■ TEXTAUSZUG
※
Auch Lionel Bernard missfällt die enge Verzahnung der beiden Hauptindustriezweige – Öl und Autos – mit den USA, solange die US-Wirtschaft keine deutlicheren Erholungssignale sendet. „Dazu kommt, dass die mexikanischen Ölvorkommen zur Neige gehen und der Staat infolgedessen weniger Steuern einnimmt“, sagt Bernard. Auch der zunehmend eskalierende Drogenkrieg schreckt Anleger ab – ein gutes Investitionsklima und freundliche Bedingungen für private Konsumenten sehen anders aus.

Aus politischen Gründen meiden die meisten Investoren Venezuela und Bolivien. „In Venezuela hält der kürzlich wiedergewählte Präsident Hugo Chávez weiterhin an seiner populistischen, auf den riesigen Ölressourcen des Landes aufbauenden Politik fest, während ein großer Teil der Bevölkerung in Arbeitslosigkeit verharrt“, erklärt Brett Diment von Aberdeen. Inspiriert von Chávez, betreiben Länder wie Bolivien eine ähnliche Politik inklusive Verstaatlichungen. „Kurzfristig ist dies po­pulär, langfristig machen solche Maßnahmen die unausweichlichen wirtschaftlichen Anpassungen sehr schwer“, glaubt Diment. Mit Spannung wird auch die Entwicklung in Argentinien beobachtet. „Aus spekulativer Sicht betrachtet, halte ich Argentinien über die kommenden drei bis fünf Jahre für extrem interessant“, sagt Lionel Bernard. „Das Kreditausfallrisiko wird ähnlich wie in Griechenland eingeschätzt, die mak­ro­ökonomischen Bedingungen sind aber deutlich besser. Die Bewertungen sind günstig, es könnte im Vorfeld der Wahlen 2011 zu einem starken Rebound kommen.“

Lesen Sie auf der folgenden Seite, welche Fonds in Lateinamerika auf kleine Länder setzen. Amundi Latin America Equities - Fokus auf Brasilien und Öl
Mit einem Plus von über 25 Prozent hat sich der Amundi Latin America Equities im vergangenen Jahr sehr gut entwickelt. Seit Kurzem hat die Wertentwicklung des Port­folios jedoch eine Verschnaufpause eingelegt. Die Manager Patrice Lemonnier und Lionel Bernard legen nach wie vor ein sehr großes Gewicht auf Brasilien. Dabei könnte insbesondere die Neun-Prozent-Position an Petrobras-Aktien den Fonds aufgrund der bevorstehenden Kapitalerhöhung belasten. An sich ein guter Fonds, Kauforders sollten vorerst aber noch nicht erfolgen.
※
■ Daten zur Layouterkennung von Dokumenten
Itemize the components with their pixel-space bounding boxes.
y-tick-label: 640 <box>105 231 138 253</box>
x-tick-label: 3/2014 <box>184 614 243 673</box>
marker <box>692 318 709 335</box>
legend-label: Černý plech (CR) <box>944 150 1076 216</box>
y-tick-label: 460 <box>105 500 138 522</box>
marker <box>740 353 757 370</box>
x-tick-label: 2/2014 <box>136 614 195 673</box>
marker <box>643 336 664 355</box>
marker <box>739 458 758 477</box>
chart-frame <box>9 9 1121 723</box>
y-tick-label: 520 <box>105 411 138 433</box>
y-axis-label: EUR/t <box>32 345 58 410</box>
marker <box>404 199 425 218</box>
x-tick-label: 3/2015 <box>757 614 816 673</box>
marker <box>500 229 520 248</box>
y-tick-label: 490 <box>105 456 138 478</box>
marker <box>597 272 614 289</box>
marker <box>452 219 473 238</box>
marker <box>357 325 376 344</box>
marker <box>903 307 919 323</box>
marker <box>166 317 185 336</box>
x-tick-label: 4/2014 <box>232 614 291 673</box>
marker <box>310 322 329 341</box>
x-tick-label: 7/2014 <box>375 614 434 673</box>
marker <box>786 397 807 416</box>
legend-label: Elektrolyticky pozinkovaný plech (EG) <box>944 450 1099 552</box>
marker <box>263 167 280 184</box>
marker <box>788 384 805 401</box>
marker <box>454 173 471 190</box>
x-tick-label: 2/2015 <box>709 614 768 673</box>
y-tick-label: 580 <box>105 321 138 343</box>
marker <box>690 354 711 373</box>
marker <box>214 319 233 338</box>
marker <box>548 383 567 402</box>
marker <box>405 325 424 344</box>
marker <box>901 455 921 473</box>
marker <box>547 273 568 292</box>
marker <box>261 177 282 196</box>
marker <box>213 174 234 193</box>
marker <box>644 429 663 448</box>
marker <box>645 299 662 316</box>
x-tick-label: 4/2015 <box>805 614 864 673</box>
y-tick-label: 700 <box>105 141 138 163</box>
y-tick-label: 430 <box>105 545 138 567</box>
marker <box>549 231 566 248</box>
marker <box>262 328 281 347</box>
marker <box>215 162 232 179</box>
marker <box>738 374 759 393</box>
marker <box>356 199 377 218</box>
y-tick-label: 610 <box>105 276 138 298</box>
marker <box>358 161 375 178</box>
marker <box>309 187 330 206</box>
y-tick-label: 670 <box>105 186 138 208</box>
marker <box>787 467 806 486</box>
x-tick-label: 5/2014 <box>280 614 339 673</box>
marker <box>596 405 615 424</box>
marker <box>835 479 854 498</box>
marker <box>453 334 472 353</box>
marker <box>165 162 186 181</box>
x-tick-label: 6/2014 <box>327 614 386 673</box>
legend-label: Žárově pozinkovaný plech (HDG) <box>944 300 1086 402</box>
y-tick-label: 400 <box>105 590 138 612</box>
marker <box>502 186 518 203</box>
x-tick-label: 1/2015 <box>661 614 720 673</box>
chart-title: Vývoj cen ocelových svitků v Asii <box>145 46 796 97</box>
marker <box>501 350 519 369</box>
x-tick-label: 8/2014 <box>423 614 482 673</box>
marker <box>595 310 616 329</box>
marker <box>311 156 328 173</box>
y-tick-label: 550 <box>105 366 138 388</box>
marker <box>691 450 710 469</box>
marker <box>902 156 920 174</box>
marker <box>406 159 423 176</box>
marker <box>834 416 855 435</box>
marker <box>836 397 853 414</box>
※
■ ARBEITSAUFTRAG 1
Bearbeiten Sie den Textauszug: Geben Sie ihn ab den Worten „Lesen Sie auf“ wieder, hören Sie nach „noch nicht erfolgen.“ auf und ersetzen Sie dabei „Verschnaufpause“ durch „Pause“.
■ ARBEITSAUFTRAG 2
Welche Personen nennt der Textauszug mit Namen?

■ LÖSUNG 1
Lesen Sie auf der folgenden Seite, welche Fonds in Lateinamerika auf kleine Länder setzen. Amundi Latin America Equities - Fokus auf Brasilien und Öl
Mit einem Plus von über 25 Prozent hat sich der Amundi Latin America Equities im vergangenen Jahr sehr gut entwickelt. Seit Kurzem hat die Wertentwicklung des Port­folios jedoch eine Pause eingelegt. Die Manager Patrice Lemonnier und Lionel Bernard legen nach wie vor ein sehr großes Gewicht auf Brasilien. Dabei könnte insbesondere die Neun-Prozent-Position an Petrobras-Aktien den Fonds aufgrund der bevorstehenden Kapitalerhöhung belasten. An sich ein guter Fonds, Kauforders sollten vorerst aber noch nicht erfolgen.

■ LÖSUNG 2
Lionel Bernard, Hugo Chávez, Brett Diment, Patrice Lemonnier